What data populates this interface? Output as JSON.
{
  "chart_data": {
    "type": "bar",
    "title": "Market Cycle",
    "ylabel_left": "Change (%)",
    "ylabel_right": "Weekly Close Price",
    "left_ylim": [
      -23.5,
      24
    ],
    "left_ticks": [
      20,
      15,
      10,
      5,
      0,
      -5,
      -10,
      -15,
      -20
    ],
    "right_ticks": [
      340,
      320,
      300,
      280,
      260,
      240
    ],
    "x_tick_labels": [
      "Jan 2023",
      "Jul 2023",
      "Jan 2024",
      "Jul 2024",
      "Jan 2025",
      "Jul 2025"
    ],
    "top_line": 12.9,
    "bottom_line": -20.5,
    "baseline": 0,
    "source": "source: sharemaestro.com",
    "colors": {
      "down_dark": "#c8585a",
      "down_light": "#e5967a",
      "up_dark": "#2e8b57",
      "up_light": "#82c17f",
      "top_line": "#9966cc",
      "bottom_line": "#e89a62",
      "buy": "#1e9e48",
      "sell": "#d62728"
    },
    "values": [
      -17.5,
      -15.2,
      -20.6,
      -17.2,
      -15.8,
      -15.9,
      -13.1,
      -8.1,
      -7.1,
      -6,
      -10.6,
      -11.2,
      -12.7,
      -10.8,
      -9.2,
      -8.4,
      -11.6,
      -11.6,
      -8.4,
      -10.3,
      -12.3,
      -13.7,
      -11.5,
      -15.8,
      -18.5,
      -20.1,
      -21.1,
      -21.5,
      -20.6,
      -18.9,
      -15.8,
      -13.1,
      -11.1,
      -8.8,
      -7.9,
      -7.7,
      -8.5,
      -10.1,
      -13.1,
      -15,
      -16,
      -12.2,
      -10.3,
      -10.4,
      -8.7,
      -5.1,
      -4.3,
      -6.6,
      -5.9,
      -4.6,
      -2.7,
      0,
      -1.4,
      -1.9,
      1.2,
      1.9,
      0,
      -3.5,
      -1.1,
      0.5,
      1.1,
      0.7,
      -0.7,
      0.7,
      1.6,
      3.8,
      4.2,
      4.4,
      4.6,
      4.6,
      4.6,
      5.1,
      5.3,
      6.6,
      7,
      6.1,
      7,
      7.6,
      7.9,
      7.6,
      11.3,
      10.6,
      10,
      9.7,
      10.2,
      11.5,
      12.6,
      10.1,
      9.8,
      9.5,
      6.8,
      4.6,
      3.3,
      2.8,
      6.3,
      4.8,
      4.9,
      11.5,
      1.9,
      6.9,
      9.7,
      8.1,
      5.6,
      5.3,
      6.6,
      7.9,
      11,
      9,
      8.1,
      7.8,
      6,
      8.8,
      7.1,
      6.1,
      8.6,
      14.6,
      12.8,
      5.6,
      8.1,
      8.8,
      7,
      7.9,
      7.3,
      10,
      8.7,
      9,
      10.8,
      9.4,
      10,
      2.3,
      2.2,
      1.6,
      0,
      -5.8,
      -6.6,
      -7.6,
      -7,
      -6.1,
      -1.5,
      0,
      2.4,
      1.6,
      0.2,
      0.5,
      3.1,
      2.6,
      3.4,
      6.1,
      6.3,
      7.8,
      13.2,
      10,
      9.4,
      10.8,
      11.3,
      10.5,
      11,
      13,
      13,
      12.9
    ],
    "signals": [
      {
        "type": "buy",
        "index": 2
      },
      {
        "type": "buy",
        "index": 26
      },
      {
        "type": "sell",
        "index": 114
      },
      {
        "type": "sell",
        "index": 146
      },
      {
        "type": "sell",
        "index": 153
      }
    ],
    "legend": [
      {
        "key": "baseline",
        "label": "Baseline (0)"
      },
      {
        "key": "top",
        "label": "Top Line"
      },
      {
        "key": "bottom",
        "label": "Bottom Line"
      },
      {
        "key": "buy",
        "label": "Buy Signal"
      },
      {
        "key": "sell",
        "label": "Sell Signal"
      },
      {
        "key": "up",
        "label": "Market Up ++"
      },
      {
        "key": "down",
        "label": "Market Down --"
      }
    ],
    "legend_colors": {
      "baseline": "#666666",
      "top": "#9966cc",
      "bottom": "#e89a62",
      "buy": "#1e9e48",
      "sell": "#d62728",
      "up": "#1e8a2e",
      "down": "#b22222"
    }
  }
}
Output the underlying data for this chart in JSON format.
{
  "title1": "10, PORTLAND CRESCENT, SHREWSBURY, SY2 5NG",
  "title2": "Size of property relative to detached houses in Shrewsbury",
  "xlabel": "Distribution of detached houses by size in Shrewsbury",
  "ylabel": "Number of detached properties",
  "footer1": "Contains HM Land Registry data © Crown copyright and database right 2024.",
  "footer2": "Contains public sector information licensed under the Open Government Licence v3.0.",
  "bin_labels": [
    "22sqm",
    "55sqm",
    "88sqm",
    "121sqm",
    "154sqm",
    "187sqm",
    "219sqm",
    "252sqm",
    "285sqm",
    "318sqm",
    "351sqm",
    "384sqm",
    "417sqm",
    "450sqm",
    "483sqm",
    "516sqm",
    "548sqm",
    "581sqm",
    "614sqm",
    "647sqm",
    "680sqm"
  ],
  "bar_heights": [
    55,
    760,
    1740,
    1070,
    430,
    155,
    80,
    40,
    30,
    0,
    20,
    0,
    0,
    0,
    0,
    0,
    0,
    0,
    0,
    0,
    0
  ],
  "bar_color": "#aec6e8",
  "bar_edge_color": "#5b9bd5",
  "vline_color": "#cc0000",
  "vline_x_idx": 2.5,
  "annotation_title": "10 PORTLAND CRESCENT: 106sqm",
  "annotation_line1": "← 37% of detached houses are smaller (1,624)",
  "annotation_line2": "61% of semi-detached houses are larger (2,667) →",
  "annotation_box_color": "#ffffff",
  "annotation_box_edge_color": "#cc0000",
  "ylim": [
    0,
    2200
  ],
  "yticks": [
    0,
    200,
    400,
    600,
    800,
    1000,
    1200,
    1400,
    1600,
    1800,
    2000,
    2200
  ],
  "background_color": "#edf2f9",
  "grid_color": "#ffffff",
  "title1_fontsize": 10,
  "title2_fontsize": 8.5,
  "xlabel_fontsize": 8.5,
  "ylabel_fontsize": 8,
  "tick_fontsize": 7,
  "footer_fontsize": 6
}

> _Your instructions_: Filter out every line that lacks the word "Contains", and copy the rest.

> _Written answer_:
  "footer1": "Contains HM Land Registry data © Crown copyright and database right 2024.",
  "footer2": "Contains public sector information licensed under the Open Government Licence v3.0.",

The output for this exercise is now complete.